* _Job_
Keep the pictures out of the copy and repeat the records exactly.

**** Provided information

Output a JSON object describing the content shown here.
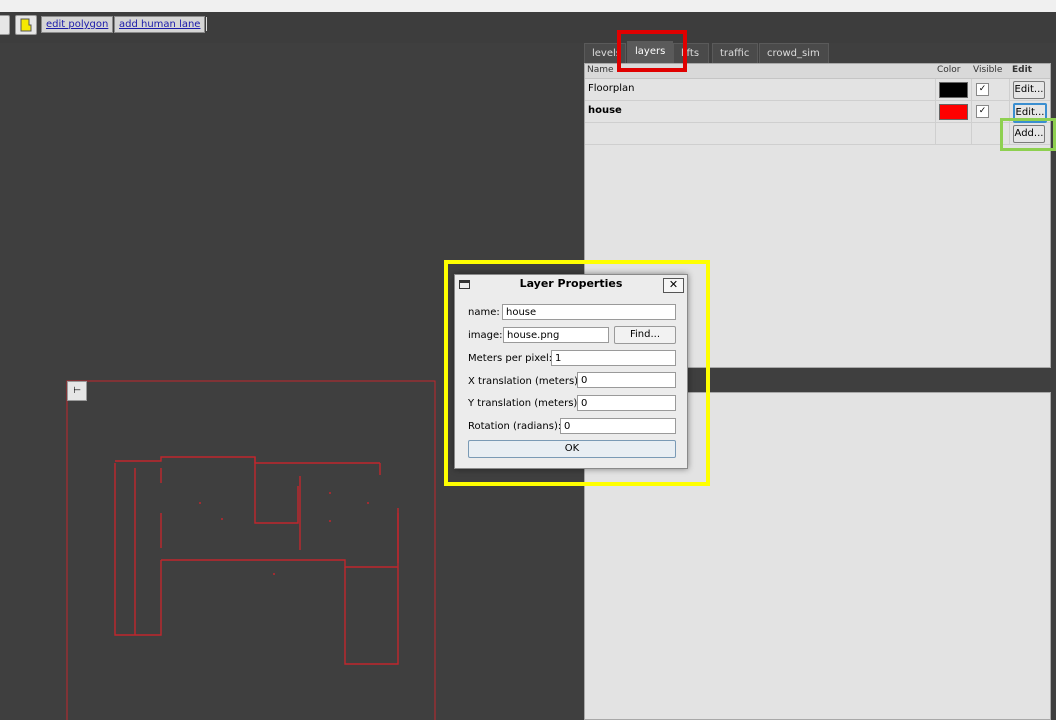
{
  "toolbar": {
    "edit_polygon_label": "edit polygon",
    "add_human_lane_label": "add human lane"
  },
  "tabs": [
    "levels",
    "layers",
    "lifts",
    "traffic",
    "crowd_sim"
  ],
  "active_tab": "layers",
  "layers_table": {
    "columns": [
      "Name",
      "Color",
      "Visible",
      "Edit"
    ],
    "rows": [
      {
        "name": "Floorplan",
        "color": "#000000",
        "visible": true,
        "edit_label": "Edit..."
      },
      {
        "name": "house",
        "color": "#ff0000",
        "visible": true,
        "edit_label": "Edit..."
      }
    ],
    "add_label": "Add..."
  },
  "dialog": {
    "title": "Layer Properties",
    "name_label": "name:",
    "name_value": "house",
    "image_label": "image:",
    "image_value": "house.png",
    "find_label": "Find...",
    "meters_per_pixel_label": "Meters per pixel:",
    "meters_per_pixel_value": "1",
    "x_translation_label": "X translation (meters):",
    "x_translation_value": "0",
    "y_translation_label": "Y translation (meters):",
    "y_translation_value": "0",
    "rotation_label": "Rotation (radians):",
    "rotation_value": "0",
    "ok_label": "OK",
    "close_glyph": "✕"
  },
  "colors": {
    "floorplan_stroke": "#c0272d",
    "highlight_tab": "#e00000",
    "highlight_add": "#8ed050",
    "highlight_dialog": "#ffff00"
  }
}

********

* _Problem solution_
Output a JSON object describing the content shown here.
{
  "toolbar": {
    "edit_polygon_label": "edit polygon",
    "add_human_lane_label": "add human lane"
  },
  "tabs": [
    "levels",
    "layers",
    "lifts",
    "traffic",
    "crowd_sim"
  ],
  "active_tab": "layers",
  "layers_table": {
    "columns": [
      "Name",
      "Color",
      "Visible",
      "Edit"
    ],
    "rows": [
      {
        "name": "Floorplan",
        "color": "#000000",
        "visible": true,
        "edit_label": "Edit..."
      },
      {
        "name": "house",
        "color": "#ff0000",
        "visible": true,
        "edit_label": "Edit..."
      }
    ],
    "add_label": "Add..."
  },
  "dialog": {
    "title": "Layer Properties",
    "name_label": "name:",
    "name_value": "house",
    "image_label": "image:",
    "image_value": "house.png",
    "find_label": "Find...",
    "meters_per_pixel_label": "Meters per pixel:",
    "meters_per_pixel_value": "1",
    "x_translation_label": "X translation (meters):",
    "x_translation_value": "0",
    "y_translation_label": "Y translation (meters):",
    "y_translation_value": "0",
    "rotation_label": "Rotation (radians):",
    "rotation_value": "0",
    "ok_label": "OK",
    "close_glyph": "✕"
  },
  "colors": {
    "floorplan_stroke": "#c0272d",
    "highlight_tab": "#e00000",
    "highlight_add": "#8ed050",
    "highlight_dialog": "#ffff00"
  }
}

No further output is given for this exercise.